*TO BE DONE*.
Search the data for the word "növeli". Reproduce every line where it is found.

*RECORDS FOR THIS TASK*.
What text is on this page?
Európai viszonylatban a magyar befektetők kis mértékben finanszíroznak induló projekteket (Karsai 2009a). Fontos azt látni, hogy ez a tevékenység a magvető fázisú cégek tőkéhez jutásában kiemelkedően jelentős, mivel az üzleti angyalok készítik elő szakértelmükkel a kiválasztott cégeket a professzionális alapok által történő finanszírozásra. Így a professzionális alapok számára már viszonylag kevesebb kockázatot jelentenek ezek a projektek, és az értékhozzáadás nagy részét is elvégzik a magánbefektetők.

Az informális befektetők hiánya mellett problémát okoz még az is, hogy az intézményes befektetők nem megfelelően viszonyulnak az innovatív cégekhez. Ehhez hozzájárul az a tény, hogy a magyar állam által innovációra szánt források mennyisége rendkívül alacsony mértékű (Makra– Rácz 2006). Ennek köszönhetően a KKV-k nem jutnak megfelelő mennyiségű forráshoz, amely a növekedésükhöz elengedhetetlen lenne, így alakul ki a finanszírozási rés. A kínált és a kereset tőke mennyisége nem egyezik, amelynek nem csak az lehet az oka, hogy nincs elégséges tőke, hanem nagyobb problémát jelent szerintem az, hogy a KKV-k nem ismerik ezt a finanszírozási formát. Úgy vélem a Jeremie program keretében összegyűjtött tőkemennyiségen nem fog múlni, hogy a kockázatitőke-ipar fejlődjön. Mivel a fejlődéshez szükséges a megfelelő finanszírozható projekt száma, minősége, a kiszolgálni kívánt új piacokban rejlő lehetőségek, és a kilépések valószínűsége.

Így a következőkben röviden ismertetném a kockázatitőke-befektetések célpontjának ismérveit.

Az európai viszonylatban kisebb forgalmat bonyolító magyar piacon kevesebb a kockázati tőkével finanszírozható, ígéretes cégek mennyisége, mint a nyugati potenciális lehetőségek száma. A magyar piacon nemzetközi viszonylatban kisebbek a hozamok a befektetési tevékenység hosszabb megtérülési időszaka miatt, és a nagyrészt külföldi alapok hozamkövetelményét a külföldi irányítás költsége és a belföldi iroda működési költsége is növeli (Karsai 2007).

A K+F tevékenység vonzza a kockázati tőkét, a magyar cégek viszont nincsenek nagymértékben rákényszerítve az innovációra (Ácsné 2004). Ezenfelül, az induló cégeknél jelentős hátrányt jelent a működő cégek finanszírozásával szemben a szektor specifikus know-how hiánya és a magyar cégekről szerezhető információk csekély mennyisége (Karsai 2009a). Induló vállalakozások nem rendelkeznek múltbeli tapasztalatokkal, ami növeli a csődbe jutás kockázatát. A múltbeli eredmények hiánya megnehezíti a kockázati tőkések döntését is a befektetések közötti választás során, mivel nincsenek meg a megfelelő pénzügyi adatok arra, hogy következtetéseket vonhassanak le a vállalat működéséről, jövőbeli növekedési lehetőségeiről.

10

*ANSWER TO THIS EXERCISE*.
Az európai viszonylatban kisebb forgalmat bonyolító magyar piacon kevesebb a kockázati tőkével finanszírozható, ígéretes cégek mennyisége, mint a nyugati potenciális lehetőségek száma. A magyar piacon nemzetközi viszonylatban kisebbek a hozamok a befektetési tevékenység hosszabb megtérülési időszaka miatt, és a nagyrészt külföldi alapok hozamkövetelményét a külföldi irányítás költsége és a belföldi iroda működési költsége is növeli (Karsai 2007).
A K+F tevékenység vonzza a kockázati tőkét, a magyar cégek viszont nincsenek nagymértékben rákényszerítve az innovációra (Ácsné 2004). Ezenfelül, az induló cégeknél jelentős hátrányt jelent a működő cégek finanszírozásával szemben a szektor specifikus know-how hiánya és a magyar cégekről szerezhető információk csekély mennyisége (Karsai 2009a). Induló vállalakozások nem rendelkeznek múltbeli tapasztalatokkal, ami növeli a csődbe jutás kockázatát. A múltbeli eredmények hiánya megnehezíti a kockázati tőkések döntését is a befektetések közötti választás során, mivel nincsenek meg a megfelelő pénzügyi adatok arra, hogy következtetéseket vonhassanak le a vállalat működéséről, jövőbeli növekedési lehetőségeiről.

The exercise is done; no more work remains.